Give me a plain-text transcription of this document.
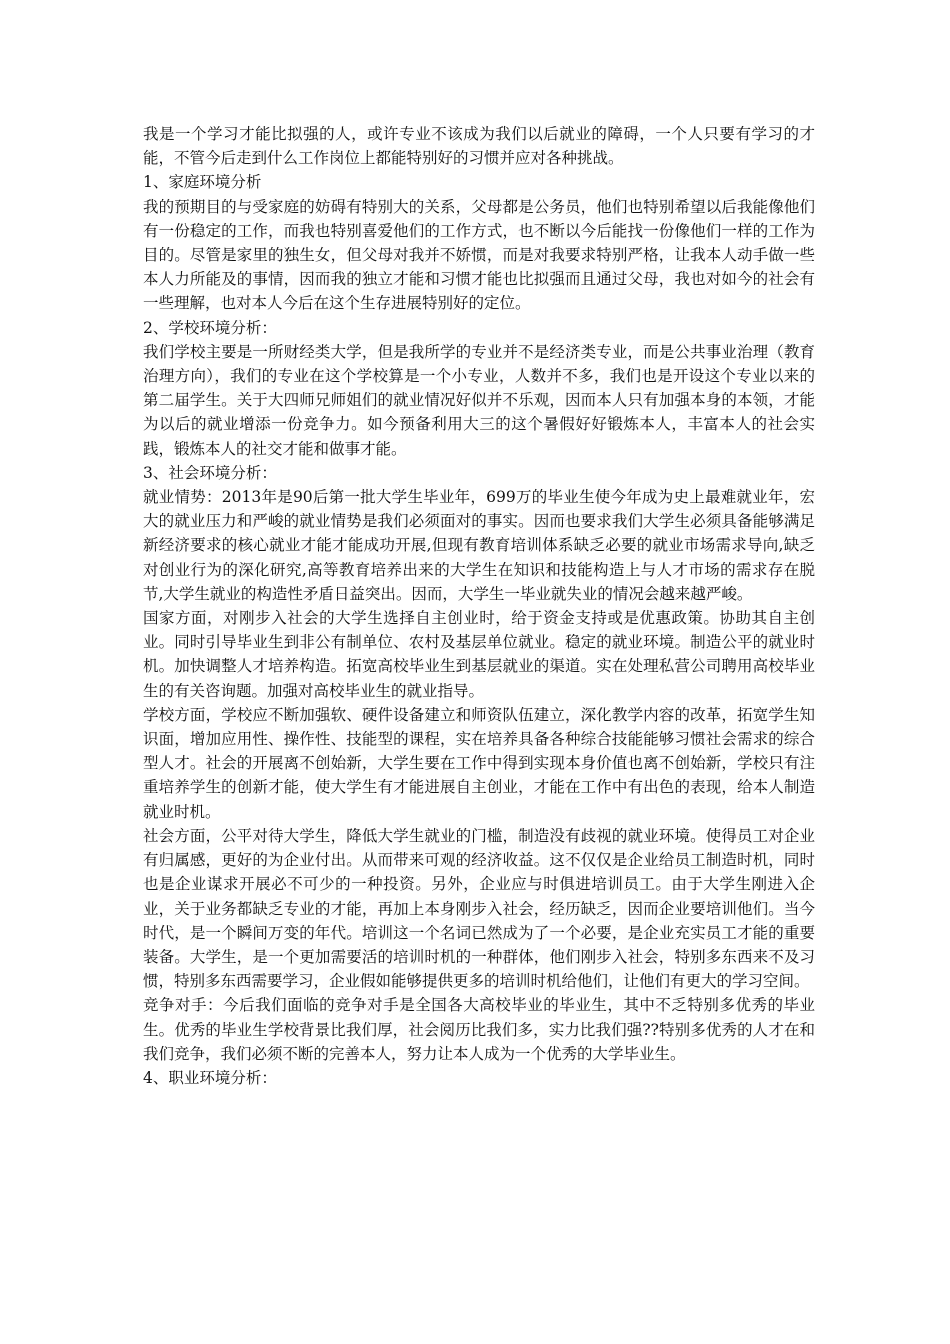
我是一个学习才能比拟强的人，或许专业不该成为我们以后就业的障碍，一个人只要有学习的才能，不管今后走到什么工作岗位上都能特别好的习惯并应对各种挑战。

1、家庭环境分析

我的预期目的与受家庭的妨碍有特别大的关系，父母都是公务员，他们也特别希望以后我能像他们有一份稳定的工作，而我也特别喜爱他们的工作方式，也不断以今后能找一份像他们一样的工作为目的。尽管是家里的独生女，但父母对我并不娇惯，而是对我要求特别严格，让我本人动手做一些本人力所能及的事情，因而我的独立才能和习惯才能也比拟强而且通过父母，我也对如今的社会有一些理解，也对本人今后在这个生存进展特别好的定位。

2、学校环境分析：

我们学校主要是一所财经类大学，但是我所学的专业并不是经济类专业，而是公共事业治理（教育治理方向），我们的专业在这个学校算是一个小专业，人数并不多，我们也是开设这个专业以来的第二届学生。关于大四师兄师姐们的就业情况好似并不乐观，因而本人只有加强本身的本领，才能为以后的就业增添一份竞争力。如今预备利用大三的这个暑假好好锻炼本人，丰富本人的社会实践，锻炼本人的社交才能和做事才能。

3、社会环境分析：

就业情势：2013年是90后第一批大学生毕业年，699万的毕业生使今年成为史上最难就业年，宏大的就业压力和严峻的就业情势是我们必须面对的事实。因而也要求我们大学生必须具备能够满足新经济要求的核心就业才能才能成功开展,但现有教育培训体系缺乏必要的就业市场需求导向,缺乏对创业行为的深化研究,高等教育培养出来的大学生在知识和技能构造上与人才市场的需求存在脱节,大学生就业的构造性矛盾日益突出。因而，大学生一毕业就失业的情况会越来越严峻。

国家方面，对刚步入社会的大学生选择自主创业时，给于资金支持或是优惠政策。协助其自主创业。同时引导毕业生到非公有制单位、农村及基层单位就业。稳定的就业环境。制造公平的就业时机。加快调整人才培养构造。拓宽高校毕业生到基层就业的渠道。实在处理私营公司聘用高校毕业生的有关咨询题。加强对高校毕业生的就业指导。

学校方面，学校应不断加强软、硬件设备建立和师资队伍建立，深化教学内容的改革，拓宽学生知识面，增加应用性、操作性、技能型的课程，实在培养具备各种综合技能能够习惯社会需求的综合型人才。社会的开展离不创始新，大学生要在工作中得到实现本身价值也离不创始新，学校只有注重培养学生的创新才能，使大学生有才能进展自主创业，才能在工作中有出色的表现，给本人制造就业时机。

社会方面，公平对待大学生，降低大学生就业的门槛，制造没有歧视的就业环境。使得员工对企业有归属感，更好的为企业付出。从而带来可观的经济收益。这不仅仅是企业给员工制造时机，同时也是企业谋求开展必不可少的一种投资。另外，企业应与时俱进培训员工。由于大学生刚进入企业，关于业务都缺乏专业的才能，再加上本身刚步入社会，经历缺乏，因而企业要培训他们。当今时代，是一个瞬间万变的年代。培训这一个名词已然成为了一个必要，是企业充实员工才能的重要装备。大学生，是一个更加需要活的培训时机的一种群体，他们刚步入社会，特别多东西来不及习惯，特别多东西需要学习，企业假如能够提供更多的培训时机给他们，让他们有更大的学习空间。

竞争对手：今后我们面临的竞争对手是全国各大高校毕业的毕业生，其中不乏特别多优秀的毕业生。优秀的毕业生学校背景比我们厚，社会阅历比我们多，实力比我们强??特别多优秀的人才在和我们竞争，我们必须不断的完善本人，努力让本人成为一个优秀的大学毕业生。

4、职业环境分析：
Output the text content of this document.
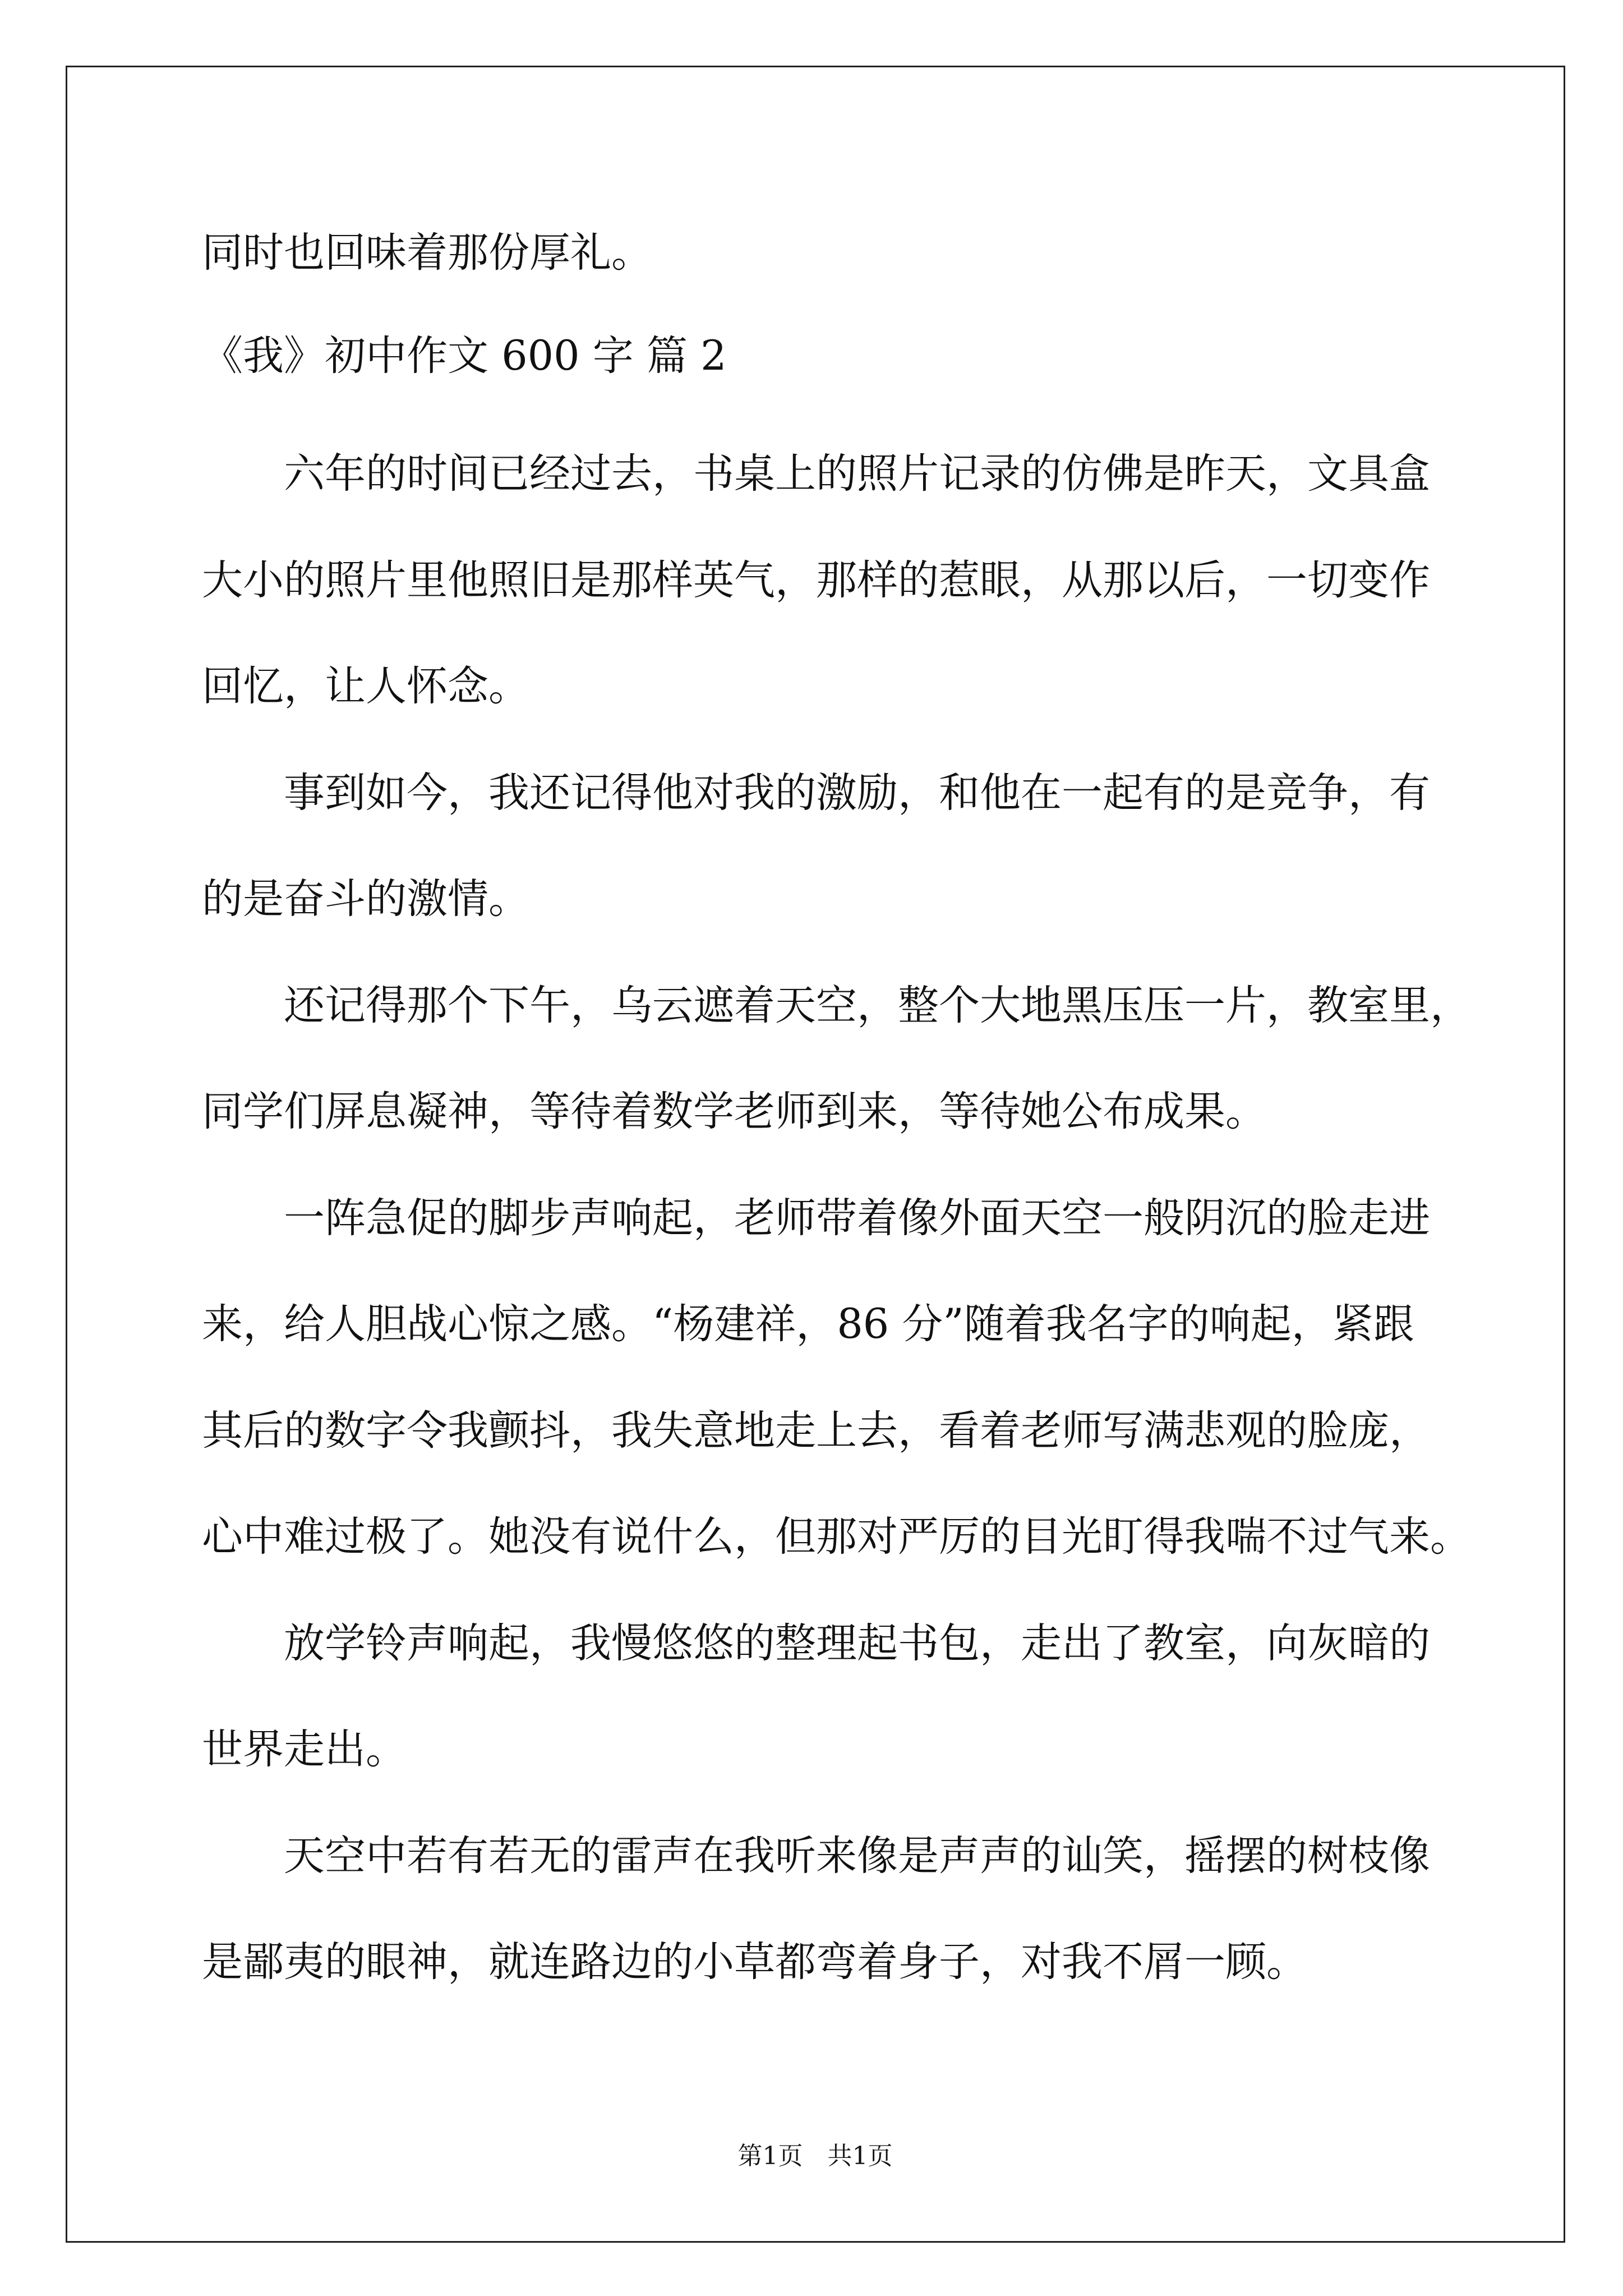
同时也回味着那份厚礼。
《我》初中作文 600 字 篇 2
六年的时间已经过去，书桌上的照片记录的仿佛是昨天，文具盒
大小的照片里他照旧是那样英气，那样的惹眼，从那以后，一切变作
回忆，让人怀念。
事到如今，我还记得他对我的激励，和他在一起有的是竞争，有
的是奋斗的激情。
还记得那个下午，乌云遮着天空，整个大地黑压压一片，教室里，
同学们屏息凝神，等待着数学老师到来，等待她公布成果。
一阵急促的脚步声响起，老师带着像外面天空一般阴沉的脸走进
来，给人胆战心惊之感。“杨建祥，86 分”随着我名字的响起，紧跟
其后的数字令我颤抖，我失意地走上去，看着老师写满悲观的脸庞，
心中难过极了。她没有说什么，但那对严厉的目光盯得我喘不过气来。
放学铃声响起，我慢悠悠的整理起书包，走出了教室，向灰暗的
世界走出。
天空中若有若无的雷声在我听来像是声声的讪笑，摇摆的树枝像
是鄙夷的眼神，就连路边的小草都弯着身子，对我不屑一顾。
第1页　共1页
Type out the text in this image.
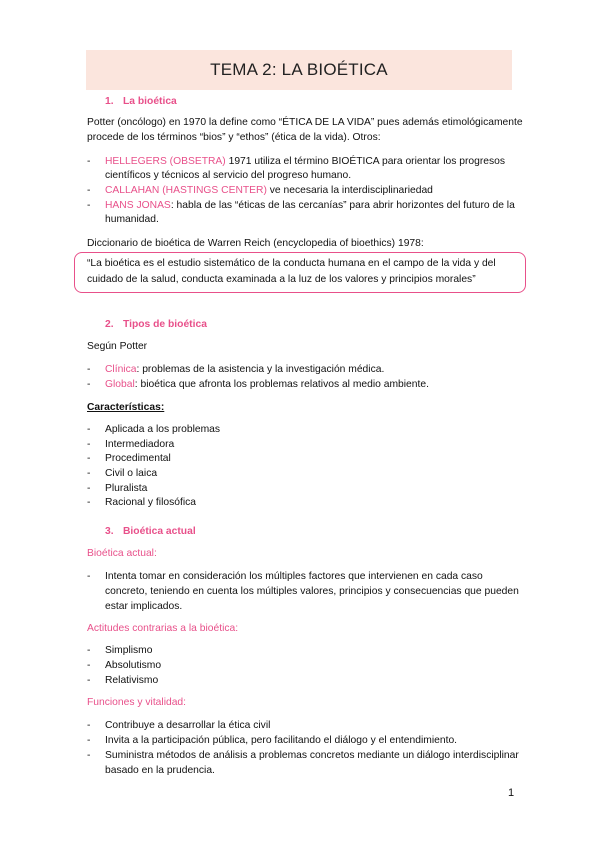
TEMA 2: LA BIOÉTICA
1. La bioética
Potter (oncólogo) en 1970 la define como “ÉTICA DE LA VIDA” pues además etimológicamente
procede de los términos “bios” y “ethos” (ética de la vida). Otros:
- HELLEGERS (OBSETRA) 1971 utiliza el término BIOÉTICA para orientar los progresos
científicos y técnicos al servicio del progreso humano.
- CALLAHAN (HASTINGS CENTER) ve necesaria la interdisciplinariedad
- HANS JONAS: habla de las “éticas de las cercanías” para abrir horizontes del futuro de la
humanidad.
Diccionario de bioética de Warren Reich (encyclopedia of bioethics) 1978:
“La bioética es el estudio sistemático de la conducta humana en el campo de la vida y del
cuidado de la salud, conducta examinada a la luz de los valores y principios morales”
2. Tipos de bioética
Según Potter
- Clínica: problemas de la asistencia y la investigación médica.
- Global: bioética que afronta los problemas relativos al medio ambiente.
Características:
- Aplicada a los problemas
- Intermediadora
- Procedimental
- Civil o laica
- Pluralista
- Racional y filosófica
3. Bioética actual
Bioética actual:
- Intenta tomar en consideración los múltiples factores que intervienen en cada caso
concreto, teniendo en cuenta los múltiples valores, principios y consecuencias que pueden
estar implicados.
Actitudes contrarias a la bioética:
- Simplismo
- Absolutismo
- Relativismo
Funciones y vitalidad:
- Contribuye a desarrollar la ética civil
- Invita a la participación pública, pero facilitando el diálogo y el entendimiento.
- Suministra métodos de análisis a problemas concretos mediante un diálogo interdisciplinar
basado en la prudencia.
1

····················

Give the count of lines that hold the word "Potter", with nothing added.

2